■ SUPPLIED PASSAGE ■
-- Start --

Jul 22

Floodgates Open As Four More Spanish Regions Seek Bailout; German Nürburgring Faces Bankruptcy (ZeroHedge, July 22, 2012):

Even as Europe has become an utterly dysfunctional experiment in everything relating to modern economics and monetary theory, it has one redeeming feature: it has proven that the Defection regime under Game Theory is 100% correct. It says that once the defections from an unstable Nash equilibrium begin, there is no stopping until the entire system collapses under its own weight. This is precisely what has happened in Spain, where first Catalunya, then Valencia on Friday, and now virtually everyone else is set to demand a bailout. From Bloomberg: The Balearic Islands and Catalonia are among six Spanish regions that may ask for aid from the central government after Valencia sought a bailout, El Pais reported. Castilla-La-Mancha, Murcia, the Canary Islands and possibly Andalusia are also having difficulty funding themselves and some of these regions are studying plans to tap the recently created emergency-loan fund that Valencia said it would use yesterday, the newspaper said, without citing anyone.”

-- End --

■ WORK INSTRUCTIONS ■
A: In the article on Spanish regional bailouts, why does the author say Europe has proven the Defection regime of Game Theory correct? Answer in one to three sentences.
B: Continue the article on Spanish regional bailouts from the point at which it stops.

■ SOURCE MATERIAL ■
-- Start --

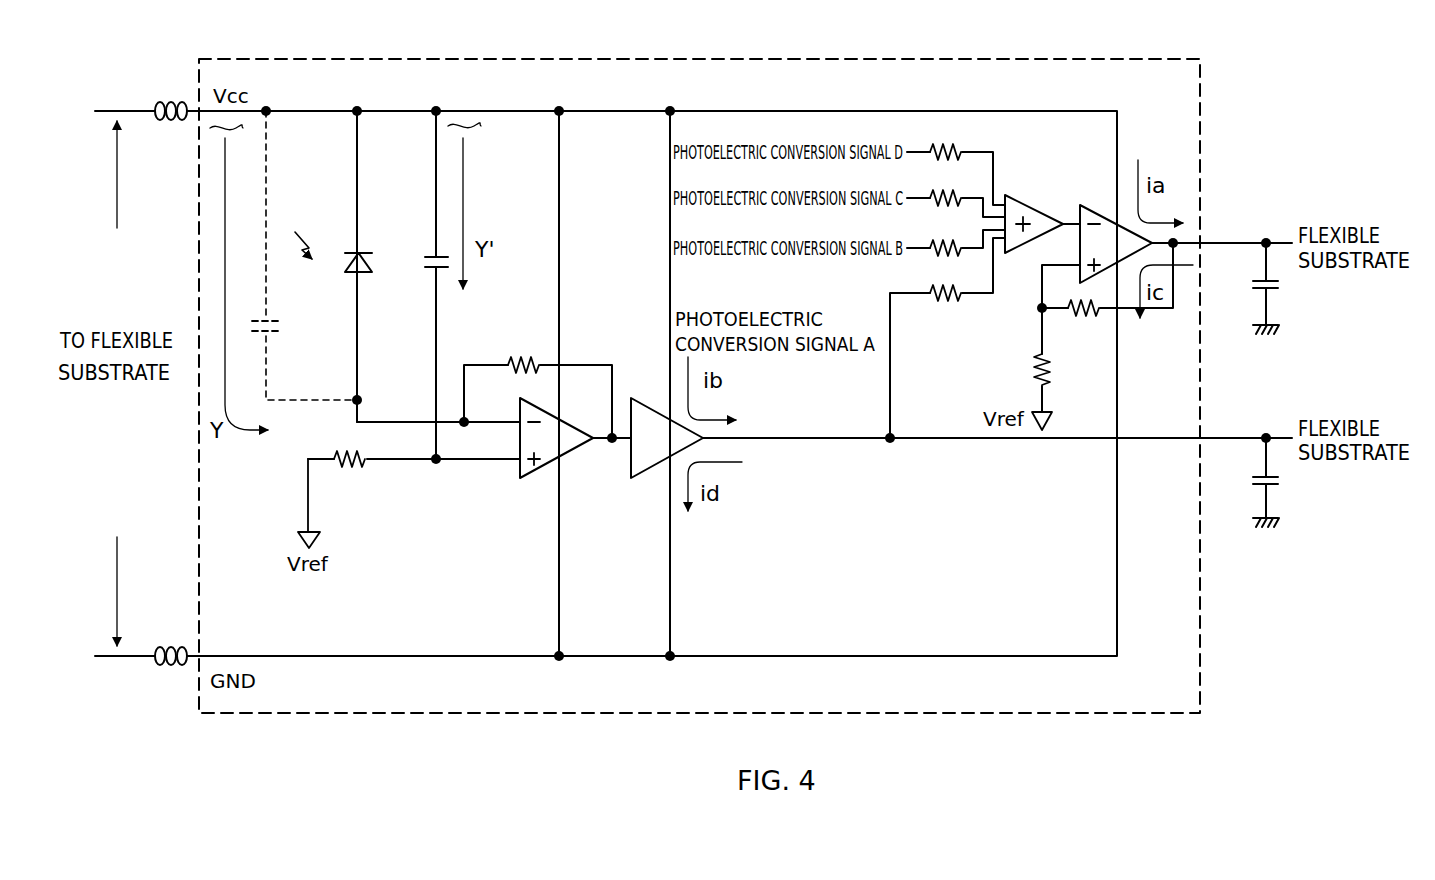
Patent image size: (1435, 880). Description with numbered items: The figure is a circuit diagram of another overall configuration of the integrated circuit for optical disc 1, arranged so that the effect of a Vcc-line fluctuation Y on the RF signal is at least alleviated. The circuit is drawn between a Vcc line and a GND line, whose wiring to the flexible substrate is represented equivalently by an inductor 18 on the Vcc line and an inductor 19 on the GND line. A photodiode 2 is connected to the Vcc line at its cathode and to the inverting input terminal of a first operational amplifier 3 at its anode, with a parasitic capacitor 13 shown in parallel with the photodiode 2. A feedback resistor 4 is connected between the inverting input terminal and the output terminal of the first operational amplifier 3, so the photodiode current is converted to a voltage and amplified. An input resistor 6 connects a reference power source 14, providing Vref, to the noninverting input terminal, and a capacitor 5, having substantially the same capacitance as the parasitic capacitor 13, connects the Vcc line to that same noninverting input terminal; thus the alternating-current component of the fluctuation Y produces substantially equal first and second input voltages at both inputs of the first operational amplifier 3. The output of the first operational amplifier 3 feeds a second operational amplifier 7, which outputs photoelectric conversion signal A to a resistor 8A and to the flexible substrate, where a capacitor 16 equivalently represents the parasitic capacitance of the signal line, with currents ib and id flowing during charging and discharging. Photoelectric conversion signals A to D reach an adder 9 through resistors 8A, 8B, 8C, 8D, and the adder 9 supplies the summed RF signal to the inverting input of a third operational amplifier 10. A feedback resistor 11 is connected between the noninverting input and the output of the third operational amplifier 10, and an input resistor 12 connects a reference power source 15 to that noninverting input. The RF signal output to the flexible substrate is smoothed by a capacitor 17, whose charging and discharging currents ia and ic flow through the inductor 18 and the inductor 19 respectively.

-- End --

■ ANSWERS TO EACH TASK ■
A: The theory holds that once defections from an unstable Nash equilibrium begin, nothing stops them until the whole system collapses under its own weight. Spain shows this: first Catalunya, then Valencia on Friday, and now virtually every other region is set to demand a bailout.

B:
“Spain created the 18 billion-euro ($23 billion) bailout mechanism last week to help cash-strapped regions even as its own access to financial markets narrows.” What Spain’s perfectly insolvent and highly corrupt regions also know is that the bailout money, like in the case of the ESM, will be sufficient for one, perhaps two, of the applicants. The rest will be out of luck.

Where the bailout money will come from? Ultimately from Germany of course. There is however one minor glitch. Some 80 millions Germans may soon be rather angry to learn that while they are working extra hours to fund the rescue of a few insolvent windmills, their own most legendary racetrack, the Nürburgring, is facing bankruptcy as soon as next week. From Spiegel: Continue reading »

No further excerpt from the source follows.